PROBLEM TO WORK ON. According to the article on mini-perm construction loans, how much in new issues did the commercial mortgage-backed securities market see last year?

GIVEN TEXT.
Securitizing Helps Lenders Make 'Mini-Perm' Construction Loans

A lending strategy that proved disastrous in the early 1990s is making a comeback.

As competition heats up in the nation's commercial real estate markets, banks and other lenders are once again offering "mini-perms"-loans that extend credit to developers for a few years beyond their projects' initial construction period.

Lenders agree to provide mini-perms at the same time they agree to make construction loans, in order to bridge the gap between construction and permanent financing.

First Union Corp., NationsBank Corp., Nomura Capital, and GMAC Commercial Mortgage are among the lenders that have instituted construction/mini-perm loan programs in the last 18 months. Though their programs echo those of the 1980s, lenders today can securitize their loans through the booming commercial mortgage-backed securities market.

In the 1980s, fee-hungry banks used mini-perms to extend the time before the borrower arranged permanent financing with an insurance company or other long-term lender. The strategy backfired a few years later when the loans expired simultaneously with traditional construction loans in the midst of a real estate bust.

Banks suddenly found themselves saddled with nearly $400 billion of bad debt-and the biggest crisis for the industry since the Great Depression.

But that was before the birth of the commercial mortgage-backed securities market, which saw some $40 billion in new issues last year. The market provides lenders with an efficient way to move real estate loans off their books.

Through the CMBS market, "banks control their own destiny," said Robert Woods, a former head of real estate capital markets at Citicorp. "That's the right way to do it."

But Mr. Woods, who is now head of loan syndications at Societe Generale, also sounded a note of caution. "My only concern as we move forward is the underwriting quality."

Another lender added, "The question is, when do some players start over- reaching? All of a sudden, we're back."

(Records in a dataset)

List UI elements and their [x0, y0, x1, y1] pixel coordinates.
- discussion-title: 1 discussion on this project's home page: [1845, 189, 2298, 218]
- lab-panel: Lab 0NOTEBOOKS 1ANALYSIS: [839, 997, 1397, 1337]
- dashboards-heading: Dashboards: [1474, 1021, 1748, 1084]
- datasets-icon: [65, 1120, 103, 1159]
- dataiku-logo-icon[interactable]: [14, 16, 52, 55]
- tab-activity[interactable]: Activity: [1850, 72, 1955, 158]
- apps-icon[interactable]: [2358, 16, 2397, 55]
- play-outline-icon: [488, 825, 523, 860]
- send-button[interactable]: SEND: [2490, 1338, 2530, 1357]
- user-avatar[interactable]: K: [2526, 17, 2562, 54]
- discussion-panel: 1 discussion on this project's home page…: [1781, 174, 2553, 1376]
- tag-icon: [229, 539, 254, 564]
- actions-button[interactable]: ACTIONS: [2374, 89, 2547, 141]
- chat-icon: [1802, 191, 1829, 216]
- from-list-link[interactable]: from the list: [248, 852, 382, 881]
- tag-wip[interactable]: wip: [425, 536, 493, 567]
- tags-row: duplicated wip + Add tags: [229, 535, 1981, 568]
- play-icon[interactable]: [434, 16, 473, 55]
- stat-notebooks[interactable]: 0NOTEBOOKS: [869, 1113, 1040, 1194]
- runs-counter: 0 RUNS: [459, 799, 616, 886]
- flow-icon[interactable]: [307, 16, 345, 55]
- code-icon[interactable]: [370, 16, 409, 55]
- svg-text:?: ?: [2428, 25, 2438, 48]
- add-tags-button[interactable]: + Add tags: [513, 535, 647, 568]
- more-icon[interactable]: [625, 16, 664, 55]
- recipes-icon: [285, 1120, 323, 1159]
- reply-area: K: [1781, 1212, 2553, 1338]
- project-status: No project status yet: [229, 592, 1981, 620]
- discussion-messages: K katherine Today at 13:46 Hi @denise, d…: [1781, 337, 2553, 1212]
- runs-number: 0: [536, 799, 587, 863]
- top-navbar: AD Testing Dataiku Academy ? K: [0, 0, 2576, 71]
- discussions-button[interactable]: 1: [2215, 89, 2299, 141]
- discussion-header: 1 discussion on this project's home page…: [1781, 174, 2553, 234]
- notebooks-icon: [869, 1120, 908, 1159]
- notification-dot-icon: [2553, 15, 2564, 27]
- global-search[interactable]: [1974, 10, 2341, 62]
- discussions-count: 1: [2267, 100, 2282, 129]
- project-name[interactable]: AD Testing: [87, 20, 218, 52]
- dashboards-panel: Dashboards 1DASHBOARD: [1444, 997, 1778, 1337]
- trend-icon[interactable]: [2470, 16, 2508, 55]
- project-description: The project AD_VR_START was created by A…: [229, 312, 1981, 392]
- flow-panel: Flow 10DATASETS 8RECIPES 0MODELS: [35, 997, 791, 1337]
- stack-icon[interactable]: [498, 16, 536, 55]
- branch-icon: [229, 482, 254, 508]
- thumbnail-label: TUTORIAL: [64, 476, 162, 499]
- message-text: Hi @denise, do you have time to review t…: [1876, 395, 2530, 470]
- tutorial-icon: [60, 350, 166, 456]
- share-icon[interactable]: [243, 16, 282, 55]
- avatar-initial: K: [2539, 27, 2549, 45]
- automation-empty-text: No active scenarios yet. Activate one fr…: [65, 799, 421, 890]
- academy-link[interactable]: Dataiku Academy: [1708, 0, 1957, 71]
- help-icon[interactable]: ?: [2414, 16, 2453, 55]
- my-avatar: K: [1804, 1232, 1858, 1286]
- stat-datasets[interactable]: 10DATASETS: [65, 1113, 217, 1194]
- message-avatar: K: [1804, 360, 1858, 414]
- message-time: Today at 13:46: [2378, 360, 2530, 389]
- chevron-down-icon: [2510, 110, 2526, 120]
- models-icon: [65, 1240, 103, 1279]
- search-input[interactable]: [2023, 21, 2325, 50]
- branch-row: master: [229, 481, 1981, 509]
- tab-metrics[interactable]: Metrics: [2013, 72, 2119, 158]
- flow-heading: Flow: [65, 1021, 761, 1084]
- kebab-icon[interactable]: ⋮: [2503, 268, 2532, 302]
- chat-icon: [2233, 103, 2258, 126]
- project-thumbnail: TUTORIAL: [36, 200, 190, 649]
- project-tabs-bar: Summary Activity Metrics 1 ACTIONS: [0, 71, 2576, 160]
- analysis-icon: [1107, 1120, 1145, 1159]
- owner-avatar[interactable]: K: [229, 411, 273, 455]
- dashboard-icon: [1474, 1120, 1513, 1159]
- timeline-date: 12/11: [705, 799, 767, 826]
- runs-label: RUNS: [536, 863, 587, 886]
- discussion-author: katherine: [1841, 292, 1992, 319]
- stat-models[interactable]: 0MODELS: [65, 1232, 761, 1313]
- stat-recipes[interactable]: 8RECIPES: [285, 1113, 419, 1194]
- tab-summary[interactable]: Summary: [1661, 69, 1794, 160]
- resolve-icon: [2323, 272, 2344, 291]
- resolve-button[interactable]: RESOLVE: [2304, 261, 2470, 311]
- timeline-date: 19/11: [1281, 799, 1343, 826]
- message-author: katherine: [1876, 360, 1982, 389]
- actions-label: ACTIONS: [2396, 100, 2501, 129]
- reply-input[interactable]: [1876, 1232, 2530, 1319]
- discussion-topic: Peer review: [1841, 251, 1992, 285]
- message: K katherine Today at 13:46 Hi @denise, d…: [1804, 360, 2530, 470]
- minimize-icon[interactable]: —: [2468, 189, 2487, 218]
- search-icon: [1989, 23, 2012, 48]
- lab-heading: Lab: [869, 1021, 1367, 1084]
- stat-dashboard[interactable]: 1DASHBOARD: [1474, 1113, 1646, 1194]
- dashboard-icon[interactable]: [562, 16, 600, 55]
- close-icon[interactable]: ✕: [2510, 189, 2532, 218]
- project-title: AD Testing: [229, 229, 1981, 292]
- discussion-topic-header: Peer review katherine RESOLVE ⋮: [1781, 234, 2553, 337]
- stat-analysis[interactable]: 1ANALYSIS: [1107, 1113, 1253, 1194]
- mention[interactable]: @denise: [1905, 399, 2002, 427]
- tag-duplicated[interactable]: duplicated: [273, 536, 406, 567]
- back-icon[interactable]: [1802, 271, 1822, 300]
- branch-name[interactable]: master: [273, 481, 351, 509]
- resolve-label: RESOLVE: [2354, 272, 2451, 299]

COMPLETED EXERCISE. Some $40 billion.